══ INFORMATION GIVEN

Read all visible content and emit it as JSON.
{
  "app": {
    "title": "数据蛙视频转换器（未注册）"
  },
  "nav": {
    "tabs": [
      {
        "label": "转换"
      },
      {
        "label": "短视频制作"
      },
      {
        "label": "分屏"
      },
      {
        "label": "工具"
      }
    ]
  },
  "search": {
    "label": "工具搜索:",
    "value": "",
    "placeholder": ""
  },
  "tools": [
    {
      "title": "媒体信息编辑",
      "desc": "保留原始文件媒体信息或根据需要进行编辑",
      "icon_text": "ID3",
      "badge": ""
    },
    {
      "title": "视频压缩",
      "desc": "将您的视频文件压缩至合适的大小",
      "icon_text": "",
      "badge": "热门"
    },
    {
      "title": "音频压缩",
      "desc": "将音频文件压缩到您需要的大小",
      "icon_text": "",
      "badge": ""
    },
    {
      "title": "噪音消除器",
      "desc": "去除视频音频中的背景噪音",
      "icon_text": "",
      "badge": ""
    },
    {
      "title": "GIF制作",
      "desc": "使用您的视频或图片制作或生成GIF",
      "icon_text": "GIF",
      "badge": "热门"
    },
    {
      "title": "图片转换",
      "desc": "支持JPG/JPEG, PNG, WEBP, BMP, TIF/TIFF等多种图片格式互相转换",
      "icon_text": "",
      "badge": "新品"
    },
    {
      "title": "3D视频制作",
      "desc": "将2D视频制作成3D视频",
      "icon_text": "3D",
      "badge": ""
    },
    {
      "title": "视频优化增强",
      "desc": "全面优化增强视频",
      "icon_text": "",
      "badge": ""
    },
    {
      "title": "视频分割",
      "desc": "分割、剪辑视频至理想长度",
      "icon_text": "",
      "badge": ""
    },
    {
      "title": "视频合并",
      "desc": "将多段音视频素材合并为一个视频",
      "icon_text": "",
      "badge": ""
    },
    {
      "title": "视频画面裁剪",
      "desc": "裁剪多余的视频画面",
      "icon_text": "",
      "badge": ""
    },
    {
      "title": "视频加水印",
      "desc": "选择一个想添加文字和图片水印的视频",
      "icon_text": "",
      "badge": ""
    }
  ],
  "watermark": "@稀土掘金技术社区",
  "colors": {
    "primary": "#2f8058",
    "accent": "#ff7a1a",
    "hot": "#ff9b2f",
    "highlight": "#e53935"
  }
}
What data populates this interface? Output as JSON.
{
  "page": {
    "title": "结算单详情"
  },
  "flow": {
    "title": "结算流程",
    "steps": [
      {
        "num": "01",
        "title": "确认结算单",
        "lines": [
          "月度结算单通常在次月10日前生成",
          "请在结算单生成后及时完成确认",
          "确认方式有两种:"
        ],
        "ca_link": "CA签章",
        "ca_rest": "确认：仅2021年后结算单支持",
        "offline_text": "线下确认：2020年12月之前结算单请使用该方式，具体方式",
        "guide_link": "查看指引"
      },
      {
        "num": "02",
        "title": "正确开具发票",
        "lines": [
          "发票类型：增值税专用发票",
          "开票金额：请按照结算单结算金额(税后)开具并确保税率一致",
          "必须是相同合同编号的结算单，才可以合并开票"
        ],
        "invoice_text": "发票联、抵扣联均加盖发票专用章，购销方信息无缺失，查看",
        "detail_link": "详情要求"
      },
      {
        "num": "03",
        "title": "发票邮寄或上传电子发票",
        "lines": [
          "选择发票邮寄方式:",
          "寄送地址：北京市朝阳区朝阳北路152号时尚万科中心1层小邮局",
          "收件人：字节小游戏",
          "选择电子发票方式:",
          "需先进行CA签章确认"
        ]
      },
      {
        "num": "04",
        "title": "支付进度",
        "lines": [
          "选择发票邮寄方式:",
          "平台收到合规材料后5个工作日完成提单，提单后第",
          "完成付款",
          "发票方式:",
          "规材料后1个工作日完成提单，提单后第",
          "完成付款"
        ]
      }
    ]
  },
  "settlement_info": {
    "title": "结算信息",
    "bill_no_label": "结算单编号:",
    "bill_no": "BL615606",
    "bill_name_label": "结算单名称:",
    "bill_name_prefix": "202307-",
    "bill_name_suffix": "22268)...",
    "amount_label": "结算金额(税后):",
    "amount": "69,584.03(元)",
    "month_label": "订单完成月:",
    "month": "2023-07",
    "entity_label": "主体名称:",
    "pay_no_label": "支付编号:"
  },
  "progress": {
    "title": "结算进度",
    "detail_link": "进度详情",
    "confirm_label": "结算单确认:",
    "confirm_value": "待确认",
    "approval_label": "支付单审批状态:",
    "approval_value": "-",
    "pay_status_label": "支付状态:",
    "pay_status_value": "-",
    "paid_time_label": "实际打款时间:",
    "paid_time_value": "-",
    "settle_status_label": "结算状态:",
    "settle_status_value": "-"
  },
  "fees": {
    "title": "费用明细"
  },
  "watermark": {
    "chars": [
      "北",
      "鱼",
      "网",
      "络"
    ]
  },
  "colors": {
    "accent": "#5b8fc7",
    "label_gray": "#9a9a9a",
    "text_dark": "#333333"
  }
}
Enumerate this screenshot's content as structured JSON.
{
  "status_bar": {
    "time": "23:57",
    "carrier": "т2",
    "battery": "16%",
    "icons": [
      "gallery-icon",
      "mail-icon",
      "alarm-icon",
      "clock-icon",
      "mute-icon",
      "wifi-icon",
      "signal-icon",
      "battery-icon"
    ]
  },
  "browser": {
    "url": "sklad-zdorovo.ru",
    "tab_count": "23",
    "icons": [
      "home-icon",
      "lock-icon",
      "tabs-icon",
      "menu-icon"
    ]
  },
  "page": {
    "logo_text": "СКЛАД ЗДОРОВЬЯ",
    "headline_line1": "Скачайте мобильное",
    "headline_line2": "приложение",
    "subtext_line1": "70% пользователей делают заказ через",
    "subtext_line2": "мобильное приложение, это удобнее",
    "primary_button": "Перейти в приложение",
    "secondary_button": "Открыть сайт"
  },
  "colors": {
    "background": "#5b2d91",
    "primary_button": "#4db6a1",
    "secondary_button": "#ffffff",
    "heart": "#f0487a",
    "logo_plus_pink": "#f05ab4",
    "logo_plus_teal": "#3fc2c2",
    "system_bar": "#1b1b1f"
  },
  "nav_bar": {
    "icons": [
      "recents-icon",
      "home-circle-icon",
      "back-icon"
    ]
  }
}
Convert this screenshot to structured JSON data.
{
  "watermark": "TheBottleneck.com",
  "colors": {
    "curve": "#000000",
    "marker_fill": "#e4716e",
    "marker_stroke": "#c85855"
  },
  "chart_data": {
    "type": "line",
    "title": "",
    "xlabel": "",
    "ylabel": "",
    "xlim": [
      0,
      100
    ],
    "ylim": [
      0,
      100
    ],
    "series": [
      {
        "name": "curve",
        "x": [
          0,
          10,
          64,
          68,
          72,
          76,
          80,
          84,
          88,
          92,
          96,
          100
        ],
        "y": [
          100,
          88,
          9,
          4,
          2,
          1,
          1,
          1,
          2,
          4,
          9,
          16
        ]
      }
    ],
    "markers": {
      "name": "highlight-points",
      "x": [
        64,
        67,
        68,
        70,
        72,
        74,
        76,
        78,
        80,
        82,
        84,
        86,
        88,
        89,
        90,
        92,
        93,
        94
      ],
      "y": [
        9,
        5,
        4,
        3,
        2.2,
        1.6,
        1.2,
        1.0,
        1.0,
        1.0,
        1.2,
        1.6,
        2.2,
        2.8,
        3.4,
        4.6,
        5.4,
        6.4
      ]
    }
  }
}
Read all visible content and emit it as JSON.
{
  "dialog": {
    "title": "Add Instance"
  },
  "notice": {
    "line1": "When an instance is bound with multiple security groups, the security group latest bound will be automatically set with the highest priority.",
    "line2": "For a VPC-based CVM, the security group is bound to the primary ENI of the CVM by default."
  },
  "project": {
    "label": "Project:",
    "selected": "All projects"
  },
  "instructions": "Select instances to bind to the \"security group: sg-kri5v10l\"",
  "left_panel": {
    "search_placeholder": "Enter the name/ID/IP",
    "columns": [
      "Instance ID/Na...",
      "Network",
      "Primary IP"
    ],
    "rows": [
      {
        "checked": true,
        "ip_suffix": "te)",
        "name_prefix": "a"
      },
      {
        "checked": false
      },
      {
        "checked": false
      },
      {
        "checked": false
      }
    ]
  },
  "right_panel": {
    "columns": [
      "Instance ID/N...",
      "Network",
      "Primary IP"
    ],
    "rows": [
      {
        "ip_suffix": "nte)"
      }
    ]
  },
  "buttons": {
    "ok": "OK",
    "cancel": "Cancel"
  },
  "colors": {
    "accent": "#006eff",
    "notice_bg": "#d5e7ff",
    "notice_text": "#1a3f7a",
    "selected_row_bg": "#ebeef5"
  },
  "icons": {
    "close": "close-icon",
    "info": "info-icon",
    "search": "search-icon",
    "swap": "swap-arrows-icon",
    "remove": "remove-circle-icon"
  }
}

════

• TASK REQUIREMENTS
Only lines with the string "bound" belong in your answer; copy each one.

• TASK RESPONSE
    "line1": "When an instance is bound with multiple security groups, the security group latest bound will be automatically set with the highest priority.",
    "line2": "For a VPC-based CVM, the security group is bound to the primary ENI of the CVM by default."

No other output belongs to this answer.